Scan the data for "this" and copy the lines it appears in.

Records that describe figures
Start
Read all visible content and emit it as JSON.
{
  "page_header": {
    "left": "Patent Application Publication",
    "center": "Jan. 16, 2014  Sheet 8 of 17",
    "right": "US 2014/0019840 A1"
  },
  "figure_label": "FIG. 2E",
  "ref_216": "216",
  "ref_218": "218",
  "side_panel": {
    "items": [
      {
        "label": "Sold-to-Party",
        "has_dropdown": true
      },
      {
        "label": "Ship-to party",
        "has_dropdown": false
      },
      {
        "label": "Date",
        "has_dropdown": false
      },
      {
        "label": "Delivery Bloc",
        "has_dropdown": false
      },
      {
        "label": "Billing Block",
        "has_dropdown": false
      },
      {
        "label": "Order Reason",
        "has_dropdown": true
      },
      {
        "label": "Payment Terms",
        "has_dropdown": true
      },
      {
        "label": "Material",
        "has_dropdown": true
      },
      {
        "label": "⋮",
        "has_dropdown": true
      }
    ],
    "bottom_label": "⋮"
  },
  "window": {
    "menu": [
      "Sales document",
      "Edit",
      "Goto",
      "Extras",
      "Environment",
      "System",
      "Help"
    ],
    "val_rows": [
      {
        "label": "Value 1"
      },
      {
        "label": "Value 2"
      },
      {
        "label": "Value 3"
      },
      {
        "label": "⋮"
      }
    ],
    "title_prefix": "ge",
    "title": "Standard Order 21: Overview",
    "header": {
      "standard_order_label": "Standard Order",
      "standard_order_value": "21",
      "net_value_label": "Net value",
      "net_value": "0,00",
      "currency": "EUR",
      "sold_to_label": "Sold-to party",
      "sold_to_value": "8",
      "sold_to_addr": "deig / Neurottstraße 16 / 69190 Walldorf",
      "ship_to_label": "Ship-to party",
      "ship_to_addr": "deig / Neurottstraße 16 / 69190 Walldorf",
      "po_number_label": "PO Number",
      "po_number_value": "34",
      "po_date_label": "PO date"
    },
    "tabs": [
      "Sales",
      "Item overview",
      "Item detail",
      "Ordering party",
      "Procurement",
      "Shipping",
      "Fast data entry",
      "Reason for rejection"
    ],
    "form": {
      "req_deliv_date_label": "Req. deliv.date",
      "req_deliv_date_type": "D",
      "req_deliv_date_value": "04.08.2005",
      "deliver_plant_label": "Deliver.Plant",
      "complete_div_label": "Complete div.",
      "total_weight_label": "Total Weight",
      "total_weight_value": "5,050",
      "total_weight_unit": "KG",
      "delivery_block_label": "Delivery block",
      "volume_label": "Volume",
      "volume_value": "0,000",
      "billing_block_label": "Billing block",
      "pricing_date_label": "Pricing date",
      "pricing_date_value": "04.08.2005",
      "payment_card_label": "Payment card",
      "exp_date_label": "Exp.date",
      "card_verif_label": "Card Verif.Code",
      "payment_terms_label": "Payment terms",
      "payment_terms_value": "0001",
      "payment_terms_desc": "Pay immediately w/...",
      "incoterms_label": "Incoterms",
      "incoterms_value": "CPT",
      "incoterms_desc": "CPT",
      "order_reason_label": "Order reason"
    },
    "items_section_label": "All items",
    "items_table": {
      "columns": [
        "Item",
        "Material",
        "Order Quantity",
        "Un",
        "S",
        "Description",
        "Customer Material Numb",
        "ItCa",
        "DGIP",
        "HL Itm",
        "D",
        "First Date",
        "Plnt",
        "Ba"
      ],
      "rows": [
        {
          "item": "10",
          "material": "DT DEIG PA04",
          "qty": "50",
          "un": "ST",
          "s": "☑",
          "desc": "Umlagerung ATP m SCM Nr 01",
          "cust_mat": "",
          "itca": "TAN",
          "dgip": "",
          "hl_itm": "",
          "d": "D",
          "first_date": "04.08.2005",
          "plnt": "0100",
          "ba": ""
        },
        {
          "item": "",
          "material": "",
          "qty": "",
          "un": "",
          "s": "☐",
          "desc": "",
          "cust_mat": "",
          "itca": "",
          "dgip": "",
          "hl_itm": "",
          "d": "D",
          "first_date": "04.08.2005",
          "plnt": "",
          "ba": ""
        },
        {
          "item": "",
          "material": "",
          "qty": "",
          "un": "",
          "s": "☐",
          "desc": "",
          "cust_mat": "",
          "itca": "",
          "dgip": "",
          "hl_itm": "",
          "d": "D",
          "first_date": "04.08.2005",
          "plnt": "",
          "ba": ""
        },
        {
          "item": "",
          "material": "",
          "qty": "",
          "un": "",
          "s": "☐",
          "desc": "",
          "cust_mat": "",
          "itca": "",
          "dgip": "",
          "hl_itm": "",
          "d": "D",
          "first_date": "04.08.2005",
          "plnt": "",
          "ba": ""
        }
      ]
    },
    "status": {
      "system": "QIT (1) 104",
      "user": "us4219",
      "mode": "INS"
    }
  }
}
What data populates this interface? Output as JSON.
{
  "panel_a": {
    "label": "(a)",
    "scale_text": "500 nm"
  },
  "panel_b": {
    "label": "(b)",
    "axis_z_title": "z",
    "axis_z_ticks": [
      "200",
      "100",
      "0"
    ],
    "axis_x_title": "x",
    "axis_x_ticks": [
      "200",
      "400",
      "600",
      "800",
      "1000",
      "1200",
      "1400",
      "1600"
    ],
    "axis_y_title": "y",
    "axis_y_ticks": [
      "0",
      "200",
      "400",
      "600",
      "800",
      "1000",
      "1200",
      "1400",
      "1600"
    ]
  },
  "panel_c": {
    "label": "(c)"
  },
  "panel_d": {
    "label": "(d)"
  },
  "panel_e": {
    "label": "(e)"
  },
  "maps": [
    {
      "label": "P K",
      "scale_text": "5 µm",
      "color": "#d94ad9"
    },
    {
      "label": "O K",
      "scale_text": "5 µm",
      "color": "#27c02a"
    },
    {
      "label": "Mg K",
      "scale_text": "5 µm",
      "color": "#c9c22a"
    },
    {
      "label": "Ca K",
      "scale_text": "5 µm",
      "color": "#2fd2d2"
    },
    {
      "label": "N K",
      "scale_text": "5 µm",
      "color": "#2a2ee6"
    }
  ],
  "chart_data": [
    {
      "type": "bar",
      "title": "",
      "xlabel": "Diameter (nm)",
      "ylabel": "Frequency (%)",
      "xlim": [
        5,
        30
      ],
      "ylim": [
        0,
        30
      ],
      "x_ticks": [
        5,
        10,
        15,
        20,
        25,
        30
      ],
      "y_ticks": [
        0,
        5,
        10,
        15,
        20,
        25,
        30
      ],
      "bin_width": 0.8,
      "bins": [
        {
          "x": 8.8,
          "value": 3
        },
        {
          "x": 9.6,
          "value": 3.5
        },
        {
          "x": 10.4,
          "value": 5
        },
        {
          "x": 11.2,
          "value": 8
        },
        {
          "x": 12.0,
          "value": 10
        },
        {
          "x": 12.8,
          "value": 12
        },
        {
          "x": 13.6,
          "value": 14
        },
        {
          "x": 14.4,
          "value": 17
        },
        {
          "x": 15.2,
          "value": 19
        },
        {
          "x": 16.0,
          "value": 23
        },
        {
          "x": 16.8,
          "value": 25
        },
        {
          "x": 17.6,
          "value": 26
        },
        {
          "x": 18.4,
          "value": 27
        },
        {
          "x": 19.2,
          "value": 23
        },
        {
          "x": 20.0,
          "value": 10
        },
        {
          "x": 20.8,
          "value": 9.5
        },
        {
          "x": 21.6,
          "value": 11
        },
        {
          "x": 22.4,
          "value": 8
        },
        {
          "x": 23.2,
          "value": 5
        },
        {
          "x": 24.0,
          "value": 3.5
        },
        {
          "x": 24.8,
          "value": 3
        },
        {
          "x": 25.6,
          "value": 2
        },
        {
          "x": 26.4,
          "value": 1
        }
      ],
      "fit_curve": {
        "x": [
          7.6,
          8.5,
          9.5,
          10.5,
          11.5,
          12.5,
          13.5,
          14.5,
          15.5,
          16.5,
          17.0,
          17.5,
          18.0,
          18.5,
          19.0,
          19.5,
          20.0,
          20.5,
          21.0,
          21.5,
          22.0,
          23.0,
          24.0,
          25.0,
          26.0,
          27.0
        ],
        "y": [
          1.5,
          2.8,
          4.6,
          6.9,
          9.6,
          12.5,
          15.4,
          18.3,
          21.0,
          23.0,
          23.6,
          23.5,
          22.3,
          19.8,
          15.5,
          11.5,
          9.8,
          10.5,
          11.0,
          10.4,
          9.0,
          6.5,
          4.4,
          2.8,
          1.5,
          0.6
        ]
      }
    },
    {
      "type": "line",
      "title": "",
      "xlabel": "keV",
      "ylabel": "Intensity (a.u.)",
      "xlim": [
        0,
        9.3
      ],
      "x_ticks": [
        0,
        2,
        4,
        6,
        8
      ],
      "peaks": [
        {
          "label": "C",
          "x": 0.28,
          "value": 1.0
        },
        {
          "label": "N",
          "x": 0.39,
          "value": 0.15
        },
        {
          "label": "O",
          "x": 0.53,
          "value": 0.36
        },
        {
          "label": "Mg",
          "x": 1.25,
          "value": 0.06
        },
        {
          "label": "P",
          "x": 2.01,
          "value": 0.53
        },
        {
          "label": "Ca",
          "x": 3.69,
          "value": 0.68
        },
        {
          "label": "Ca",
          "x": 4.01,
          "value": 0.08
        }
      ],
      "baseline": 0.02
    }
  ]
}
End
Start
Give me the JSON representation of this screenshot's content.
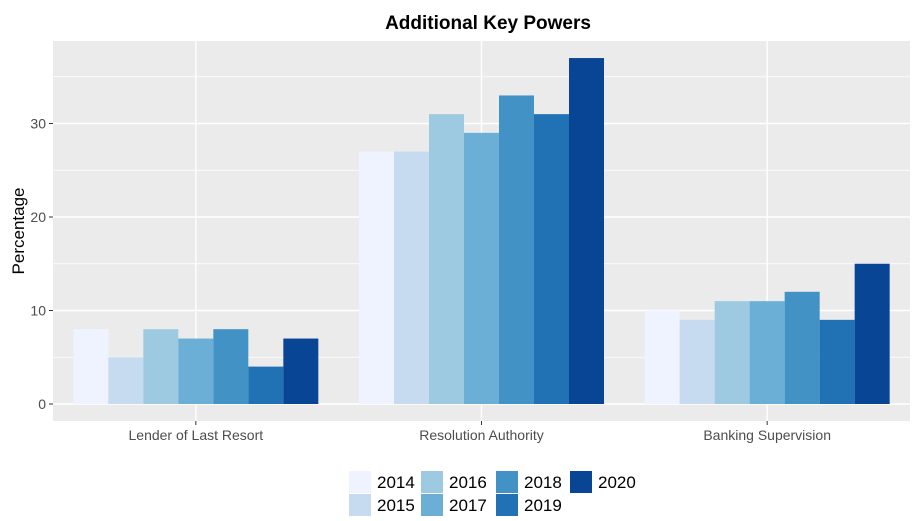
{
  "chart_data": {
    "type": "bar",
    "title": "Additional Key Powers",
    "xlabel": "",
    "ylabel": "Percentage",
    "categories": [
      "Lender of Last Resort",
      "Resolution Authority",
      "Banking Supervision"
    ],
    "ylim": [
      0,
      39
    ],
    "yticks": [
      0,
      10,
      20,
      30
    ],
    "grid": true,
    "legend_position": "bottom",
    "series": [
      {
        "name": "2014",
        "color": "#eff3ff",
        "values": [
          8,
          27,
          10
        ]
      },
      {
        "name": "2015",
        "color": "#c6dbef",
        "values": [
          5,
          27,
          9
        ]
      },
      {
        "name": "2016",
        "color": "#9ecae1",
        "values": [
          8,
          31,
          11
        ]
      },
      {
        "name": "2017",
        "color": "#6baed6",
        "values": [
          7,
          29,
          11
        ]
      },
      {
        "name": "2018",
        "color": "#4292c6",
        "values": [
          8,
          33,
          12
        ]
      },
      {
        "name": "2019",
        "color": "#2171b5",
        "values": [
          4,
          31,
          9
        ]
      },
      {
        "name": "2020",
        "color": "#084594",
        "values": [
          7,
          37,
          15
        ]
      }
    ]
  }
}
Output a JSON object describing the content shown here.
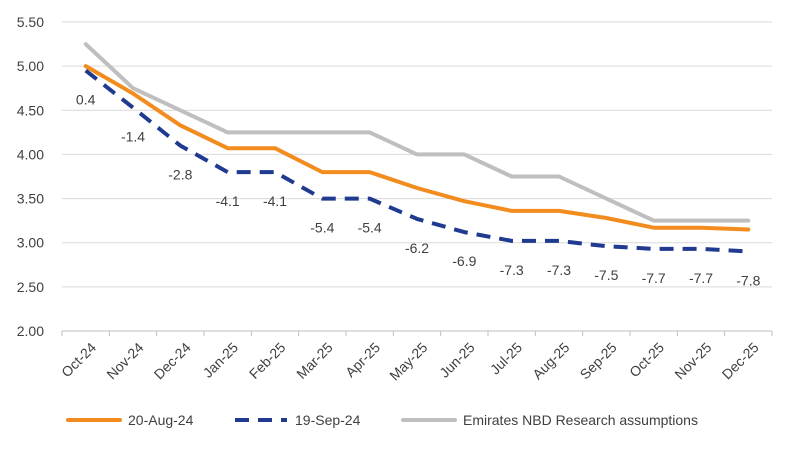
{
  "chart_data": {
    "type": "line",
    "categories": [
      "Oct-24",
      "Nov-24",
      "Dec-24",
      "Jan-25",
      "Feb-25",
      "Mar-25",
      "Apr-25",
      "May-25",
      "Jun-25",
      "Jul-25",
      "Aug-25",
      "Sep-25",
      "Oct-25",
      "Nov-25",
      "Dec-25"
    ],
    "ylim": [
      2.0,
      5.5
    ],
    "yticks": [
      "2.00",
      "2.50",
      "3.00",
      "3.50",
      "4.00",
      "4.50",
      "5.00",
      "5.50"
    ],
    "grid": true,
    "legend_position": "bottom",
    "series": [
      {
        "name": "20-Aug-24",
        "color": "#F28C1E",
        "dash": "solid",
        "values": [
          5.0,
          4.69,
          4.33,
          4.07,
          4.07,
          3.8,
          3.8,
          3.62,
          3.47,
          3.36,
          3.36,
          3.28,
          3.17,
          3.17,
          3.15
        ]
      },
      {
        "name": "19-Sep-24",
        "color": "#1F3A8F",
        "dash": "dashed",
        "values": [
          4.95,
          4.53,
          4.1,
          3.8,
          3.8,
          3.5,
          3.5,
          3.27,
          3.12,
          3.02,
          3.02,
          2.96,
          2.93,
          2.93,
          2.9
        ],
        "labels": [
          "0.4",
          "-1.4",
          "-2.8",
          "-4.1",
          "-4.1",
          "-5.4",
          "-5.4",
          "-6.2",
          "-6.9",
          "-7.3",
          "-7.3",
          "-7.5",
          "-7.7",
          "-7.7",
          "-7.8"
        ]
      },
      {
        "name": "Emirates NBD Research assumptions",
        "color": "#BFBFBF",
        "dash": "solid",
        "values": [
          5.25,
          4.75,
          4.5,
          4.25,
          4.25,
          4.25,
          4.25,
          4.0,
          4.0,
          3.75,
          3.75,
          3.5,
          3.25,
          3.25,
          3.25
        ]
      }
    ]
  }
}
End
Start
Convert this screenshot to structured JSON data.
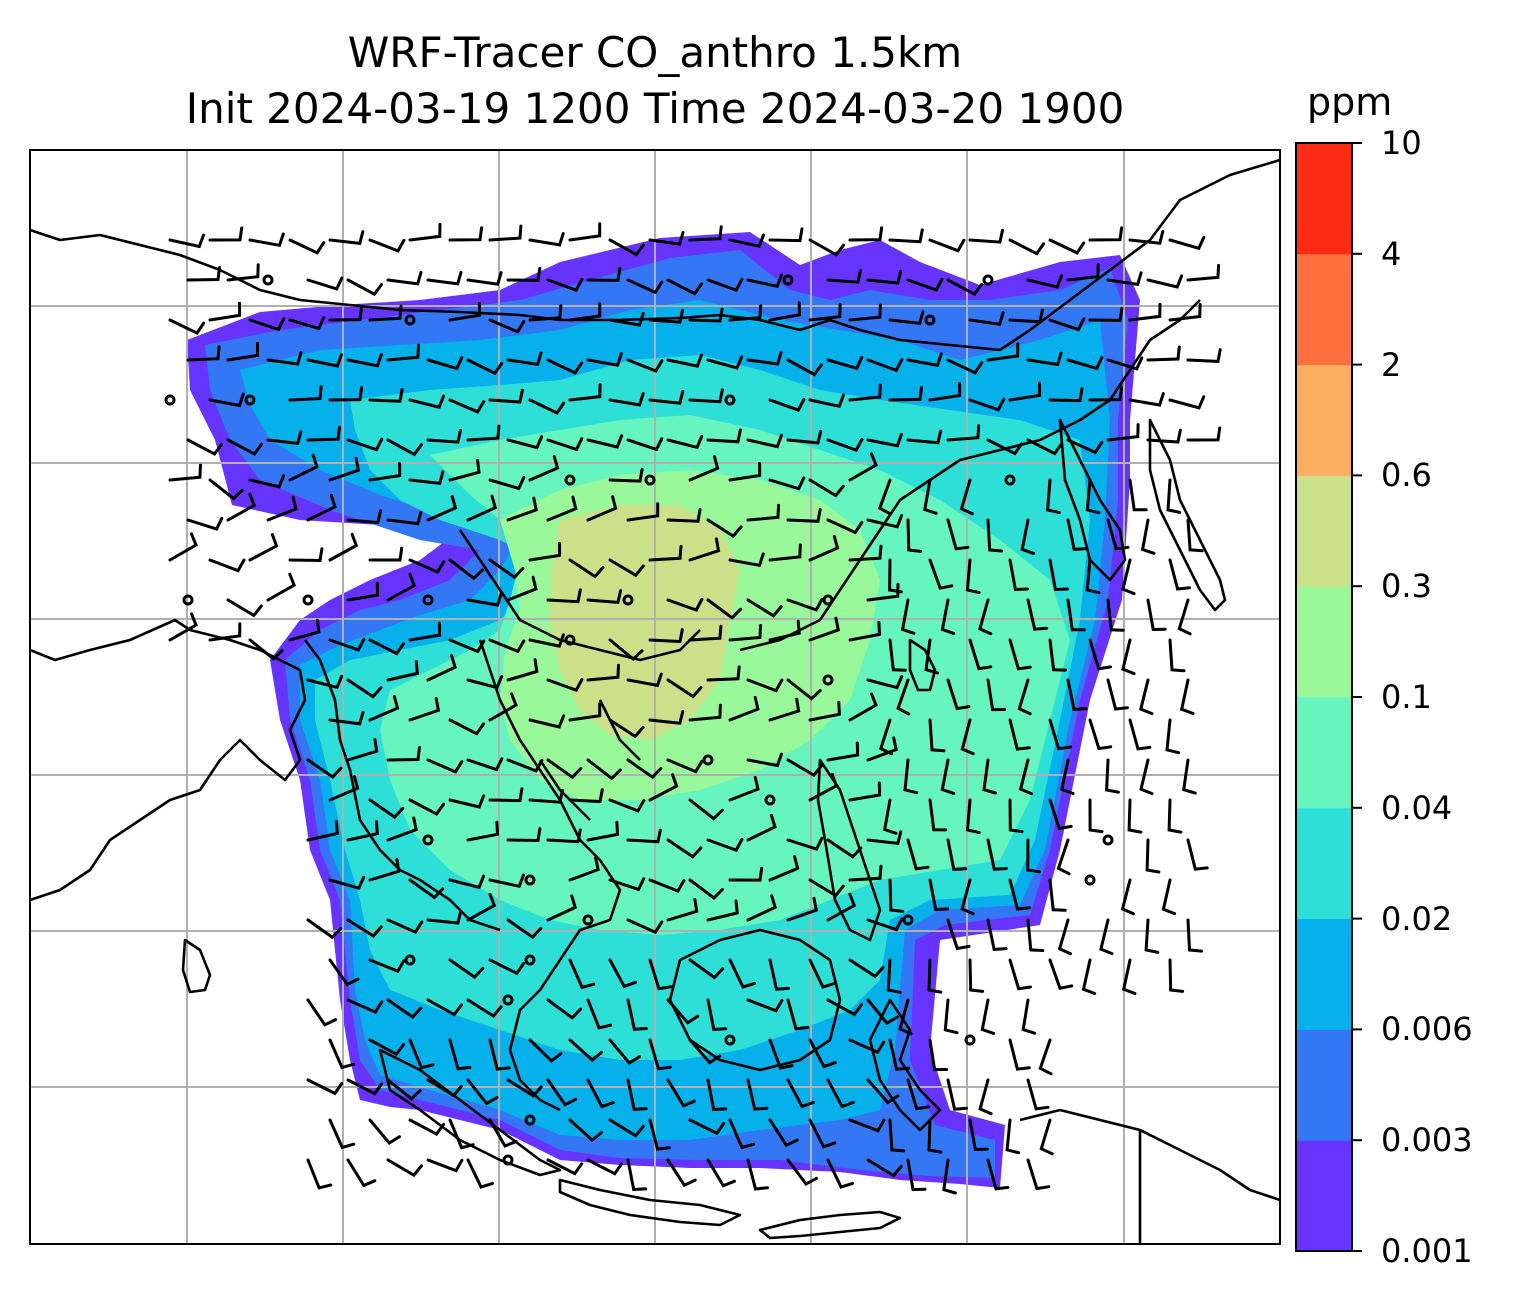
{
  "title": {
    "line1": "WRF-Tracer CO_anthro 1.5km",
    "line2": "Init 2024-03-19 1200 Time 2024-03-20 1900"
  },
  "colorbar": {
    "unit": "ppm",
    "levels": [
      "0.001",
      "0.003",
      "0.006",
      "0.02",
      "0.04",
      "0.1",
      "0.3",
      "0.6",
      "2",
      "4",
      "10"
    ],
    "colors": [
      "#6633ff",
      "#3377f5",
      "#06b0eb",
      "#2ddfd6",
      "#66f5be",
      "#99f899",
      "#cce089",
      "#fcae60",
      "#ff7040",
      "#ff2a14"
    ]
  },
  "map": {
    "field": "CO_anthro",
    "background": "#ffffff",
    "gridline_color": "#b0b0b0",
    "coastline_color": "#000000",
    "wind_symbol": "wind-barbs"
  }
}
End
> [Expected output]:
What data populates this interface? Output as JSON.
Give me the JSON representation of this screenshot's content.
Convert this screenshot to structured JSON data.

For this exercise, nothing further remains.